▶ TASK OBJECTIVE
Every record must be repeated exactly; omit any pictures they contain.
--- Start of SUPPLIED DATA ---
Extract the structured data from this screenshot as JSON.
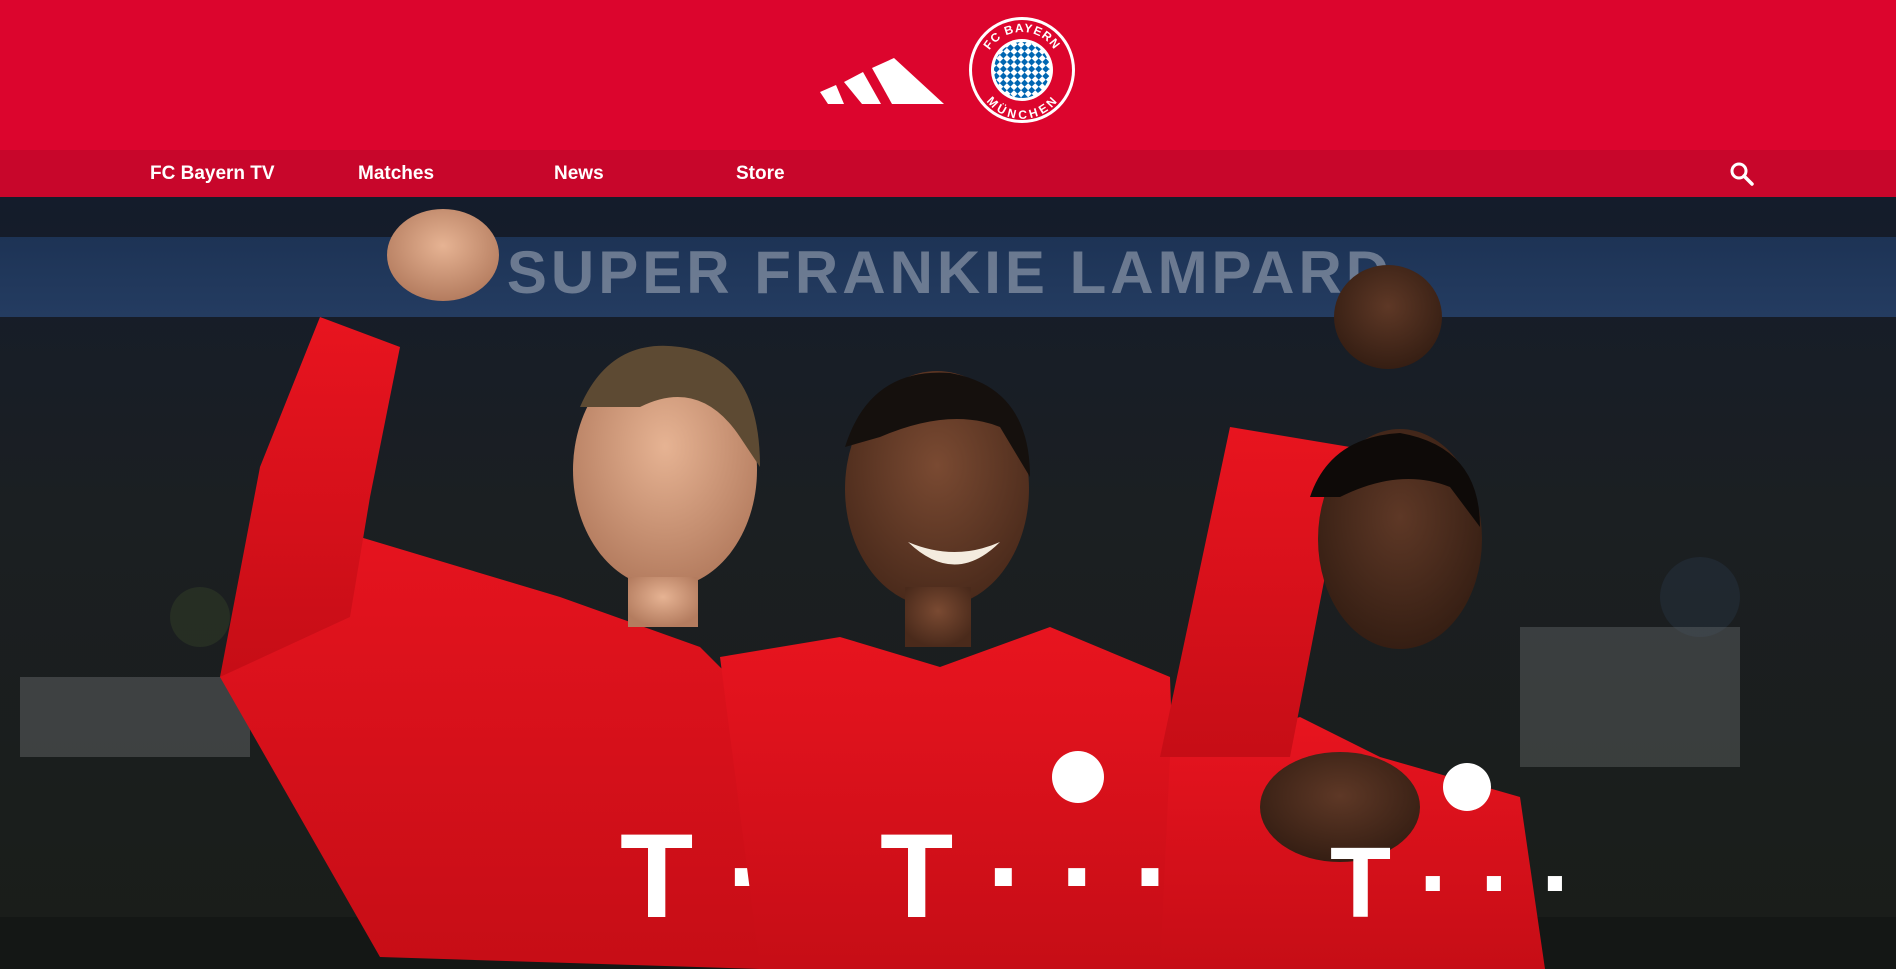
{
  "header": {
    "sponsor_logo_icon": "adidas-three-stripes-icon",
    "crest_icon": "fc-bayern-muenchen-crest",
    "crest_text": "FC BAYERN MÜNCHEN",
    "background_color": "#dc052d"
  },
  "nav": {
    "background_color": "#c8062b",
    "items": [
      {
        "label": "FC Bayern TV"
      },
      {
        "label": "Matches"
      },
      {
        "label": "News"
      },
      {
        "label": "Store"
      }
    ],
    "search_icon": "search-icon"
  },
  "hero": {
    "stadium_banner_text": "SUPER FRANKIE LAMPARD",
    "jersey_sponsor_mark": "T · · ·",
    "jersey_color": "#e1161f"
  }
}
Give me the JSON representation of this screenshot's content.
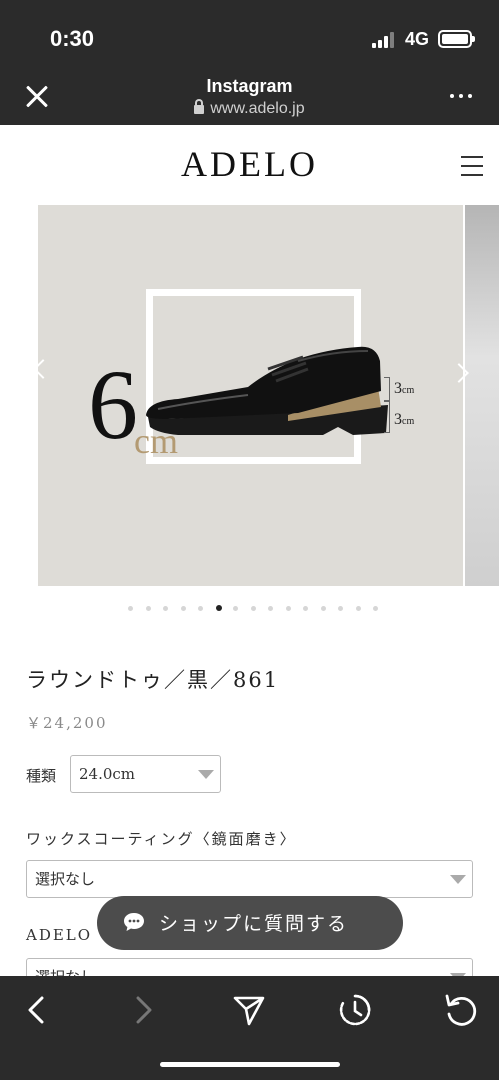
{
  "status_bar": {
    "time": "0:30",
    "network": "4G"
  },
  "browser": {
    "title": "Instagram",
    "url": "www.adelo.jp"
  },
  "site": {
    "logo": "ADELO"
  },
  "carousel": {
    "total_slides": 15,
    "active_index": 5,
    "heel_number": "6",
    "heel_unit": "cm",
    "dim_upper_value": "3",
    "dim_upper_unit": "cm",
    "dim_lower_value": "3",
    "dim_lower_unit": "cm"
  },
  "product": {
    "title": "ラウンドトゥ／黒／861",
    "price": "￥24,200",
    "type_label": "種類",
    "type_value": "24.0cm",
    "wax_label": "ワックスコーティング〈鏡面磨き〉",
    "wax_value": "選択なし",
    "adelo_label": "ADELO",
    "adelo_value": "選択なし"
  },
  "chat": {
    "label": "ショップに質問する"
  },
  "icons": {
    "close": "close-icon",
    "lock": "lock-icon",
    "more": "more-icon",
    "menu": "hamburger-icon",
    "chat": "chat-bubble-icon",
    "back": "chevron-left-icon",
    "forward": "chevron-right-icon",
    "share": "send-icon",
    "timer": "timer-icon",
    "reload": "reload-icon"
  },
  "colors": {
    "accent_gold": "#b39a72",
    "bar_dark": "#2b2b2b",
    "slide_bg": "#dedcd7"
  }
}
--- End of SUPPLIED DATA ---
▶ TASK RESPONSE
Extract the structured data from this screenshot as JSON.
{
  "header": {
    "sponsor_logo_icon": "adidas-three-stripes-icon",
    "crest_icon": "fc-bayern-muenchen-crest",
    "crest_text": "FC BAYERN MÜNCHEN",
    "background_color": "#dc052d"
  },
  "nav": {
    "background_color": "#c8062b",
    "items": [
      {
        "label": "FC Bayern TV"
      },
      {
        "label": "Matches"
      },
      {
        "label": "News"
      },
      {
        "label": "Store"
      }
    ],
    "search_icon": "search-icon"
  },
  "hero": {
    "stadium_banner_text": "SUPER FRANKIE LAMPARD",
    "jersey_sponsor_mark": "T · · ·",
    "jersey_color": "#e1161f"
  }
}
Give me the JSON representation of this screenshot's content.
{
  "status_bar": {
    "time": "0:30",
    "network": "4G"
  },
  "browser": {
    "title": "Instagram",
    "url": "www.adelo.jp"
  },
  "site": {
    "logo": "ADELO"
  },
  "carousel": {
    "total_slides": 15,
    "active_index": 5,
    "heel_number": "6",
    "heel_unit": "cm",
    "dim_upper_value": "3",
    "dim_upper_unit": "cm",
    "dim_lower_value": "3",
    "dim_lower_unit": "cm"
  },
  "product": {
    "title": "ラウンドトゥ／黒／861",
    "price": "￥24,200",
    "type_label": "種類",
    "type_value": "24.0cm",
    "wax_label": "ワックスコーティング〈鏡面磨き〉",
    "wax_value": "選択なし",
    "adelo_label": "ADELO",
    "adelo_value": "選択なし"
  },
  "chat": {
    "label": "ショップに質問する"
  },
  "icons": {
    "close": "close-icon",
    "lock": "lock-icon",
    "more": "more-icon",
    "menu": "hamburger-icon",
    "chat": "chat-bubble-icon",
    "back": "chevron-left-icon",
    "forward": "chevron-right-icon",
    "share": "send-icon",
    "timer": "timer-icon",
    "reload": "reload-icon"
  },
  "colors": {
    "accent_gold": "#b39a72",
    "bar_dark": "#2b2b2b",
    "slide_bg": "#dedcd7"
  }
}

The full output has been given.